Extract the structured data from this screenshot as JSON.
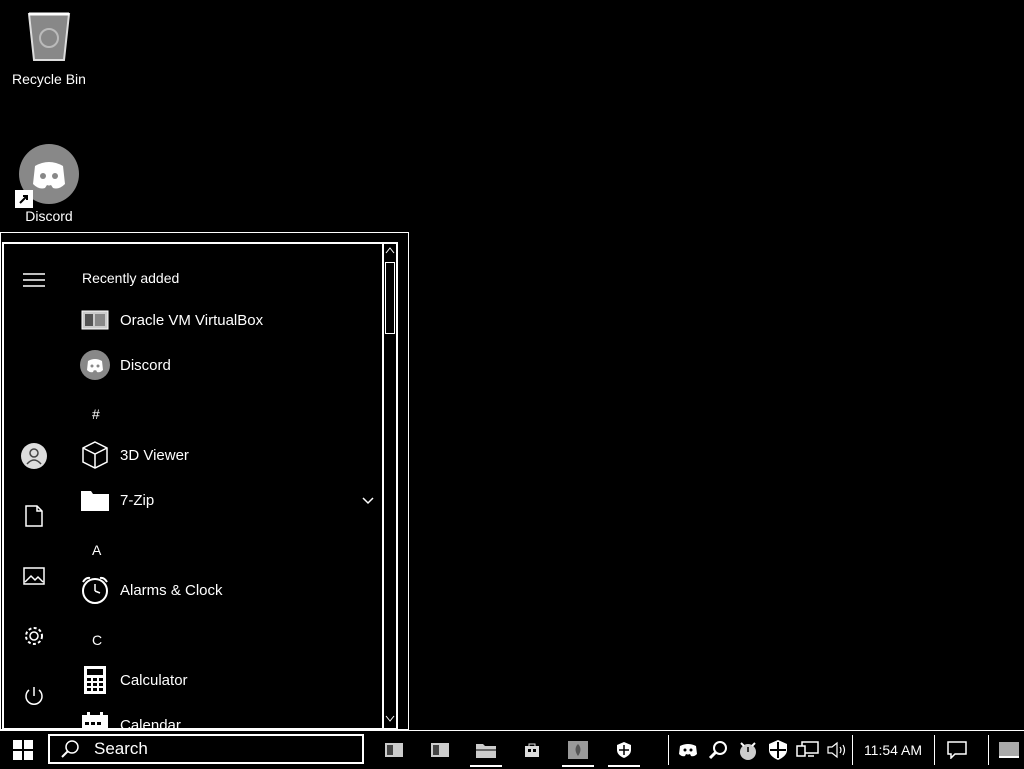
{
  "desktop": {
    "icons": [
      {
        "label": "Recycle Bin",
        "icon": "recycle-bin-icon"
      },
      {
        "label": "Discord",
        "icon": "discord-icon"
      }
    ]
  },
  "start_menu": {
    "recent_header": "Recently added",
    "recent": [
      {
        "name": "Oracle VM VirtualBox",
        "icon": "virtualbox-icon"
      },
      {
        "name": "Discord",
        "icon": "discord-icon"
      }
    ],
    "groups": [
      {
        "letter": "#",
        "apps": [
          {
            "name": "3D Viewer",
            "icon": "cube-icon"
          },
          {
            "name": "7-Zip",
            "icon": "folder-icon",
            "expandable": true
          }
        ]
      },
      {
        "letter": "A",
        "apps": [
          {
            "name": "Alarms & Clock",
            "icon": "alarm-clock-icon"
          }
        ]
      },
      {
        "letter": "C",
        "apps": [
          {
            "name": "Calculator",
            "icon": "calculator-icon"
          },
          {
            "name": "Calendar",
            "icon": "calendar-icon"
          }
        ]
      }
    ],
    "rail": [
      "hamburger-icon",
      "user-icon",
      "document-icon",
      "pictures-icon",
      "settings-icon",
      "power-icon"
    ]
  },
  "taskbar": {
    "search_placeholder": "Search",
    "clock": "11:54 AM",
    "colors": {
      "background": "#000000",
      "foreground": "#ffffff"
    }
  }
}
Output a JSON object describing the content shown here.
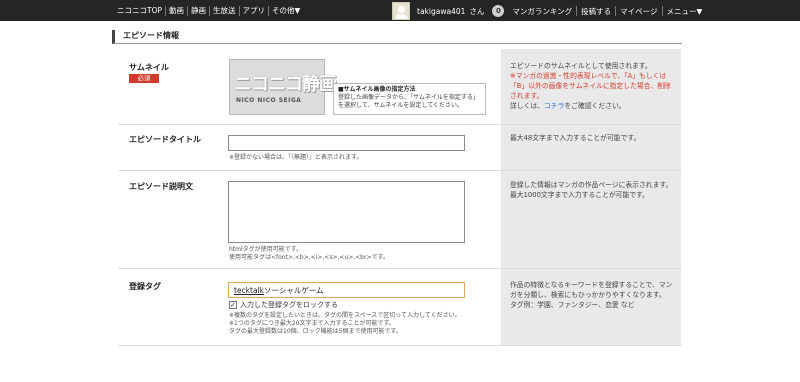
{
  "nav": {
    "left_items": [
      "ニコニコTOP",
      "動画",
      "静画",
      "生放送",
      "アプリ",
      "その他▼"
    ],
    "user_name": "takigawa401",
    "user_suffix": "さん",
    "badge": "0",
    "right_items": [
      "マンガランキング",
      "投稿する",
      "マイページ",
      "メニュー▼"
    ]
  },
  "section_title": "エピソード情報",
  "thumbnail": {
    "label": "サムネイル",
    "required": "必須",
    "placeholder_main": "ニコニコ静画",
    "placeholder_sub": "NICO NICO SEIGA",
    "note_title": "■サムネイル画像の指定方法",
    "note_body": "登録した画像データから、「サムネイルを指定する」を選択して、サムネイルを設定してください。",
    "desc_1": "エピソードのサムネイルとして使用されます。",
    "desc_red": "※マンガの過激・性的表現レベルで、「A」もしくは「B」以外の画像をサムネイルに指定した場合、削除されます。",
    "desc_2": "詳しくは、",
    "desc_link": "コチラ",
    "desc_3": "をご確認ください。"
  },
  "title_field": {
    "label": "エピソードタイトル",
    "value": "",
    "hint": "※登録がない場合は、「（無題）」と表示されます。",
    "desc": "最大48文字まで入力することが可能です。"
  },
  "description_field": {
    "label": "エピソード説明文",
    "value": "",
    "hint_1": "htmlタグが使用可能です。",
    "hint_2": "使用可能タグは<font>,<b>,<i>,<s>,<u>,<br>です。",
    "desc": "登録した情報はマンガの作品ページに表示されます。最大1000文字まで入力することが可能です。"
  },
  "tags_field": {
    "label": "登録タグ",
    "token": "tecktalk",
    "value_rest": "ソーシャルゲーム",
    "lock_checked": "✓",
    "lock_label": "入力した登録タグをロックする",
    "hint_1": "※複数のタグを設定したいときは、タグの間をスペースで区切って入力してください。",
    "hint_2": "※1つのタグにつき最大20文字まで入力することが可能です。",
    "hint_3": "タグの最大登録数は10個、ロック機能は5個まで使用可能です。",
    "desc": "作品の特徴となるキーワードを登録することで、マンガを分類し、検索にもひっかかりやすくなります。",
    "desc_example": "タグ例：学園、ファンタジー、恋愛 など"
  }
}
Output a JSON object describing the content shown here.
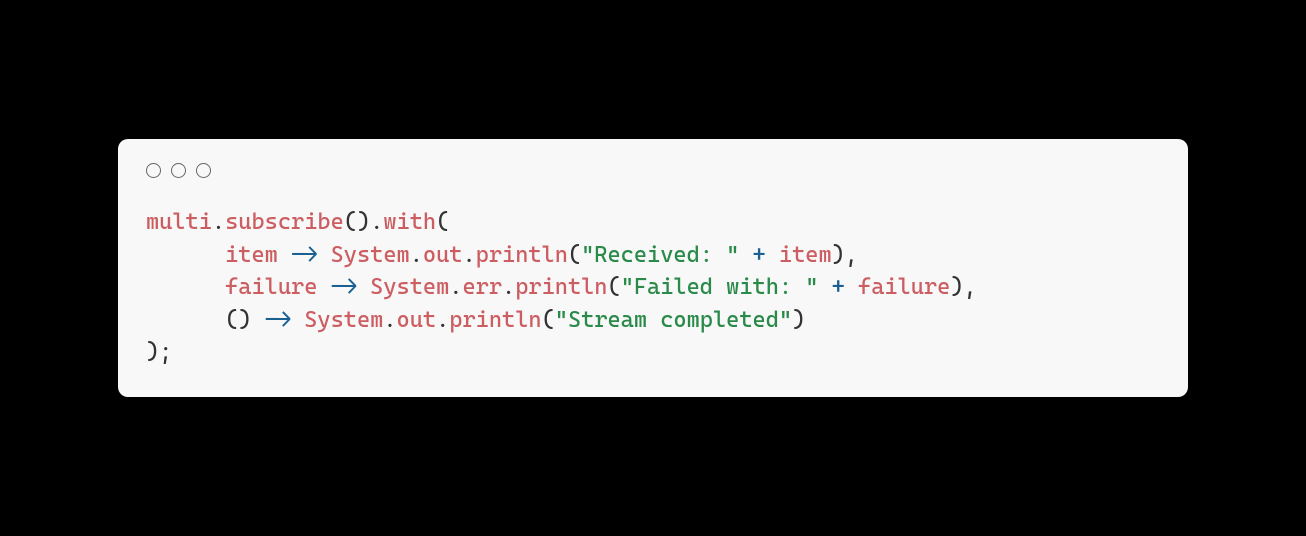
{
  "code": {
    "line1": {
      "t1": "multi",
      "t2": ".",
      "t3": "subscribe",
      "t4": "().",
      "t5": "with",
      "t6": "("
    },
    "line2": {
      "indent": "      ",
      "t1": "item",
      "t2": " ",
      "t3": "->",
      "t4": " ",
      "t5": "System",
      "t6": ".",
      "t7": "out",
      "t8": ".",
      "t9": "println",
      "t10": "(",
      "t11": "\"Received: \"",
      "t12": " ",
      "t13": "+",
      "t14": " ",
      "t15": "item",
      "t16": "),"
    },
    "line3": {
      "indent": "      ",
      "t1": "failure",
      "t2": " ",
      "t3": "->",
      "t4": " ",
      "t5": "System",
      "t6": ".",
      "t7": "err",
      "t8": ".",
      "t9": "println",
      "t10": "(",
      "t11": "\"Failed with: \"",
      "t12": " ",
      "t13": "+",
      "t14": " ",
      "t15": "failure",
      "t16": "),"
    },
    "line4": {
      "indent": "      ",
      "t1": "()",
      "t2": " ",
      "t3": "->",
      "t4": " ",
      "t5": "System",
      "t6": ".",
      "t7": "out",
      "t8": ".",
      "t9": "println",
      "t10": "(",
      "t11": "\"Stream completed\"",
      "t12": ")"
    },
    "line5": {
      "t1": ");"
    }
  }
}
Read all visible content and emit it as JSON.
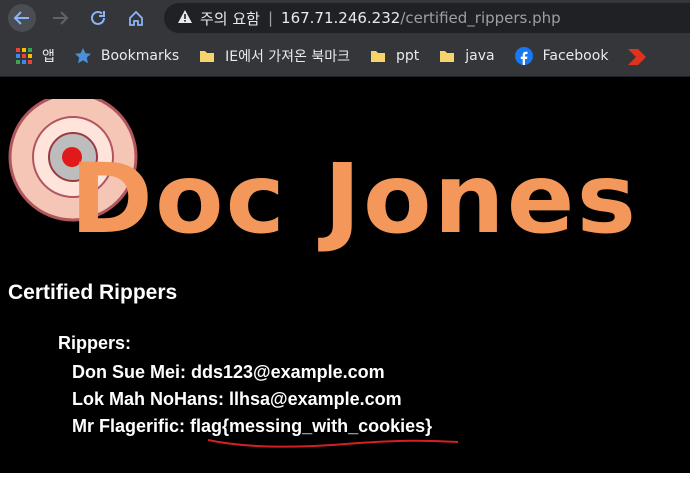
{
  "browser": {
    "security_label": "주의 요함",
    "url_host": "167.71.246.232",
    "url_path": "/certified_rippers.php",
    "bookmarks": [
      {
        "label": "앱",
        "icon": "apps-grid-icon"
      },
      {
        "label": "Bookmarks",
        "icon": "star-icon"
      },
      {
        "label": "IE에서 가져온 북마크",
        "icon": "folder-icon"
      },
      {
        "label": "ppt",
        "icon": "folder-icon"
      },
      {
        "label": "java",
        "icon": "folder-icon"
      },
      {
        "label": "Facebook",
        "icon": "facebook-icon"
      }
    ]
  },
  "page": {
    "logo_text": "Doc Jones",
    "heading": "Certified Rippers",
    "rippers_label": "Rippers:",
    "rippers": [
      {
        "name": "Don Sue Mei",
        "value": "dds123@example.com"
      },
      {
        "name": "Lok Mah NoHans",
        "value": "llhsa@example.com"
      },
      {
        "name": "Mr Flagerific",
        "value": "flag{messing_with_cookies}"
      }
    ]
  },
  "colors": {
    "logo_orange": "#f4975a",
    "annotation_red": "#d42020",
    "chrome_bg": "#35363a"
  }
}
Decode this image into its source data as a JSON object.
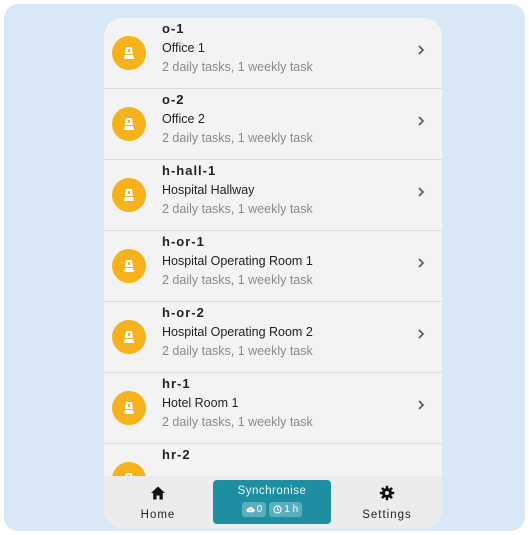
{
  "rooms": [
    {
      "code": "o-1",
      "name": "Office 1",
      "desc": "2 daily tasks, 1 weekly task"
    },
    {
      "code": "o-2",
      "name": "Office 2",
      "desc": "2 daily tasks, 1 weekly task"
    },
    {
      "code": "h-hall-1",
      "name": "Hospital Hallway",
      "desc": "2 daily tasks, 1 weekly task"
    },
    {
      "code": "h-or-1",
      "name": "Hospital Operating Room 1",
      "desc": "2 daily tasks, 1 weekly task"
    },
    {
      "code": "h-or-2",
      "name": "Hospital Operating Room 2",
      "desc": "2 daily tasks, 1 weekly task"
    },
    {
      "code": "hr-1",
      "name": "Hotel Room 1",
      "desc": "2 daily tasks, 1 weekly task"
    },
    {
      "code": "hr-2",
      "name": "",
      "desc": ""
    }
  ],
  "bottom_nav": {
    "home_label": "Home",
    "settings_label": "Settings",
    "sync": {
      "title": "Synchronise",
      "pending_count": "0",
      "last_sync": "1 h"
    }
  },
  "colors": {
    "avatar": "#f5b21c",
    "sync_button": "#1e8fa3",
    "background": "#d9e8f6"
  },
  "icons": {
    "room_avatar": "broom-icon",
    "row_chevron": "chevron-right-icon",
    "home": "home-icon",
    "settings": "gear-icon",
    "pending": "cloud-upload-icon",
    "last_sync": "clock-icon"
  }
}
━━━━━━━━
Aim of the task: Give the number of lines containing the word "data". No other answer is needed.

Final result: 2